-- Exercise description --
Print, exactly and completely, every entry in the data.

-- Input rows --

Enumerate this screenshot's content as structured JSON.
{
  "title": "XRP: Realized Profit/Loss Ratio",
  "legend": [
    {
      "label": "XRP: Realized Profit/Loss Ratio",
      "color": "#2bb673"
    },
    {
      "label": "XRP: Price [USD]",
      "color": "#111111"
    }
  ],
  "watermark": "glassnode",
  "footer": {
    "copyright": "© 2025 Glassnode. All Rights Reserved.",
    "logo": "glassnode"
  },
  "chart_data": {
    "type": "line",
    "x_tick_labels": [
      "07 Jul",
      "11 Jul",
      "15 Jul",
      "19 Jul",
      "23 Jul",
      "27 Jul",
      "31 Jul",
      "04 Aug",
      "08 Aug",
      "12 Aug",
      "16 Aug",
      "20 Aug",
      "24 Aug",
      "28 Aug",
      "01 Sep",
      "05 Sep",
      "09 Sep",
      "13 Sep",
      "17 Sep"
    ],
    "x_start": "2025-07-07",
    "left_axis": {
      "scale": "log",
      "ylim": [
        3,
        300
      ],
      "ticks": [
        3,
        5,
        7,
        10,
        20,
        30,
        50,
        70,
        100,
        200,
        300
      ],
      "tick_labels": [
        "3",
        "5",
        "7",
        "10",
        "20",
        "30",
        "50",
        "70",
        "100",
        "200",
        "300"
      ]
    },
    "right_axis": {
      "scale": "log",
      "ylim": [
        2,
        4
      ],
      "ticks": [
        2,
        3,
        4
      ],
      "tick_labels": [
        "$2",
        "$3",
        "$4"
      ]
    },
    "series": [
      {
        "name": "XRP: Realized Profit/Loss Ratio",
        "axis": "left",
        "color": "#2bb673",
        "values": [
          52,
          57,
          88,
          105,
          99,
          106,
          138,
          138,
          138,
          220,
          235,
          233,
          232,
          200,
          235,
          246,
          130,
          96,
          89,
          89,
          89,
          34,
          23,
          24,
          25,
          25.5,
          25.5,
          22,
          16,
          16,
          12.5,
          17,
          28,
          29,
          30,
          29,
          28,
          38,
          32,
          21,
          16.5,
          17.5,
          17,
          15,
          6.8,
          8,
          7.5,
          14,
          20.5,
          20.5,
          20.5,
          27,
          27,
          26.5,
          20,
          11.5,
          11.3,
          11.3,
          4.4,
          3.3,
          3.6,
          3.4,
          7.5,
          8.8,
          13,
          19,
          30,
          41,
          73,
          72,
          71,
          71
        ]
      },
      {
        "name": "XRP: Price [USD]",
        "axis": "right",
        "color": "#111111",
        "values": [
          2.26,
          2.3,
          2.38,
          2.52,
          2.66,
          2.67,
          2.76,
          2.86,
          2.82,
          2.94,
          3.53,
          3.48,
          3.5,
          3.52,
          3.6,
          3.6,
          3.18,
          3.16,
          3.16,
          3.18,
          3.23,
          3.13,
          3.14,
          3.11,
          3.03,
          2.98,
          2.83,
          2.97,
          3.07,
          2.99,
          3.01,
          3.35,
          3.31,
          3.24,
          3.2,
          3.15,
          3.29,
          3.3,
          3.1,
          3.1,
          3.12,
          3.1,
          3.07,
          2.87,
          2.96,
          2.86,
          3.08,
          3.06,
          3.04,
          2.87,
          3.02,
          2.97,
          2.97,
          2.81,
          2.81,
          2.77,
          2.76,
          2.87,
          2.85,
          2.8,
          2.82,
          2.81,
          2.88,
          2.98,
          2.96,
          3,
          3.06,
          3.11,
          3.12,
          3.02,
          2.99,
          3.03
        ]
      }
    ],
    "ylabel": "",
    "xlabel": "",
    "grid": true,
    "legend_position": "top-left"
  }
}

-- The solution --
Enumerate this screenshot's content as structured JSON.
{
  "title": "XRP: Realized Profit/Loss Ratio",
  "legend": [
    {
      "label": "XRP: Realized Profit/Loss Ratio",
      "color": "#2bb673"
    },
    {
      "label": "XRP: Price [USD]",
      "color": "#111111"
    }
  ],
  "watermark": "glassnode",
  "footer": {
    "copyright": "© 2025 Glassnode. All Rights Reserved.",
    "logo": "glassnode"
  },
  "chart_data": {
    "type": "line",
    "x_tick_labels": [
      "07 Jul",
      "11 Jul",
      "15 Jul",
      "19 Jul",
      "23 Jul",
      "27 Jul",
      "31 Jul",
      "04 Aug",
      "08 Aug",
      "12 Aug",
      "16 Aug",
      "20 Aug",
      "24 Aug",
      "28 Aug",
      "01 Sep",
      "05 Sep",
      "09 Sep",
      "13 Sep",
      "17 Sep"
    ],
    "x_start": "2025-07-07",
    "left_axis": {
      "scale": "log",
      "ylim": [
        3,
        300
      ],
      "ticks": [
        3,
        5,
        7,
        10,
        20,
        30,
        50,
        70,
        100,
        200,
        300
      ],
      "tick_labels": [
        "3",
        "5",
        "7",
        "10",
        "20",
        "30",
        "50",
        "70",
        "100",
        "200",
        "300"
      ]
    },
    "right_axis": {
      "scale": "log",
      "ylim": [
        2,
        4
      ],
      "ticks": [
        2,
        3,
        4
      ],
      "tick_labels": [
        "$2",
        "$3",
        "$4"
      ]
    },
    "series": [
      {
        "name": "XRP: Realized Profit/Loss Ratio",
        "axis": "left",
        "color": "#2bb673",
        "values": [
          52,
          57,
          88,
          105,
          99,
          106,
          138,
          138,
          138,
          220,
          235,
          233,
          232,
          200,
          235,
          246,
          130,
          96,
          89,
          89,
          89,
          34,
          23,
          24,
          25,
          25.5,
          25.5,
          22,
          16,
          16,
          12.5,
          17,
          28,
          29,
          30,
          29,
          28,
          38,
          32,
          21,
          16.5,
          17.5,
          17,
          15,
          6.8,
          8,
          7.5,
          14,
          20.5,
          20.5,
          20.5,
          27,
          27,
          26.5,
          20,
          11.5,
          11.3,
          11.3,
          4.4,
          3.3,
          3.6,
          3.4,
          7.5,
          8.8,
          13,
          19,
          30,
          41,
          73,
          72,
          71,
          71
        ]
      },
      {
        "name": "XRP: Price [USD]",
        "axis": "right",
        "color": "#111111",
        "values": [
          2.26,
          2.3,
          2.38,
          2.52,
          2.66,
          2.67,
          2.76,
          2.86,
          2.82,
          2.94,
          3.53,
          3.48,
          3.5,
          3.52,
          3.6,
          3.6,
          3.18,
          3.16,
          3.16,
          3.18,
          3.23,
          3.13,
          3.14,
          3.11,
          3.03,
          2.98,
          2.83,
          2.97,
          3.07,
          2.99,
          3.01,
          3.35,
          3.31,
          3.24,
          3.2,
          3.15,
          3.29,
          3.3,
          3.1,
          3.1,
          3.12,
          3.1,
          3.07,
          2.87,
          2.96,
          2.86,
          3.08,
          3.06,
          3.04,
          2.87,
          3.02,
          2.97,
          2.97,
          2.81,
          2.81,
          2.77,
          2.76,
          2.87,
          2.85,
          2.8,
          2.82,
          2.81,
          2.88,
          2.98,
          2.96,
          3,
          3.06,
          3.11,
          3.12,
          3.02,
          2.99,
          3.03
        ]
      }
    ],
    "ylabel": "",
    "xlabel": "",
    "grid": true,
    "legend_position": "top-left"
  }
}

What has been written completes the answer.